** START DATA FOR THIS TASK **
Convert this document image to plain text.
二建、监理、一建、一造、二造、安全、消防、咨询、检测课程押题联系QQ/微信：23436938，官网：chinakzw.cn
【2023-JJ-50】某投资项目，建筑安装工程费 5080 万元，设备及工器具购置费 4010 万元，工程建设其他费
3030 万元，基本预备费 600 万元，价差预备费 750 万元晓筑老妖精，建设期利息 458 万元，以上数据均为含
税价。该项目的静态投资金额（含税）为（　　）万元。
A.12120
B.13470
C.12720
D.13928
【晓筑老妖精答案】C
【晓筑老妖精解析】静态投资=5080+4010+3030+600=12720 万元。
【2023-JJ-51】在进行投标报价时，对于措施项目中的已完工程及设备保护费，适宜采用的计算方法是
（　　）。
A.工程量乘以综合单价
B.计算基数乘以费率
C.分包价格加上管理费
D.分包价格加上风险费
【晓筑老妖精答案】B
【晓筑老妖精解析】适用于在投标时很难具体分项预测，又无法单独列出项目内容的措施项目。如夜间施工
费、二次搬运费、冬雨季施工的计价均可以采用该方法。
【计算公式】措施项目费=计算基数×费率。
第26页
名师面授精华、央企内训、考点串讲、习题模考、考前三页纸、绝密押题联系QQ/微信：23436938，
** END DATA FOR THIS TASK **
**GIVEN EXERCISE**.
Reproduce all of the records exactly.

**ANSWER FOR THIS EXERCISE**.
Convert this document image to plain text.
二建、监理、一建、一造、二造、安全、消防、咨询、检测课程押题联系QQ/微信：23436938，官网：chinakzw.cn
【2023-JJ-50】某投资项目，建筑安装工程费 5080 万元，设备及工器具购置费 4010 万元，工程建设其他费
3030 万元，基本预备费 600 万元，价差预备费 750 万元晓筑老妖精，建设期利息 458 万元，以上数据均为含
税价。该项目的静态投资金额（含税）为（　　）万元。
A.12120
B.13470
C.12720
D.13928
【晓筑老妖精答案】C
【晓筑老妖精解析】静态投资=5080+4010+3030+600=12720 万元。
【2023-JJ-51】在进行投标报价时，对于措施项目中的已完工程及设备保护费，适宜采用的计算方法是
（　　）。
A.工程量乘以综合单价
B.计算基数乘以费率
C.分包价格加上管理费
D.分包价格加上风险费
【晓筑老妖精答案】B
【晓筑老妖精解析】适用于在投标时很难具体分项预测，又无法单独列出项目内容的措施项目。如夜间施工
费、二次搬运费、冬雨季施工的计价均可以采用该方法。
【计算公式】措施项目费=计算基数×费率。
第26页
名师面授精华、央企内训、考点串讲、习题模考、考前三页纸、绝密押题联系QQ/微信：23436938，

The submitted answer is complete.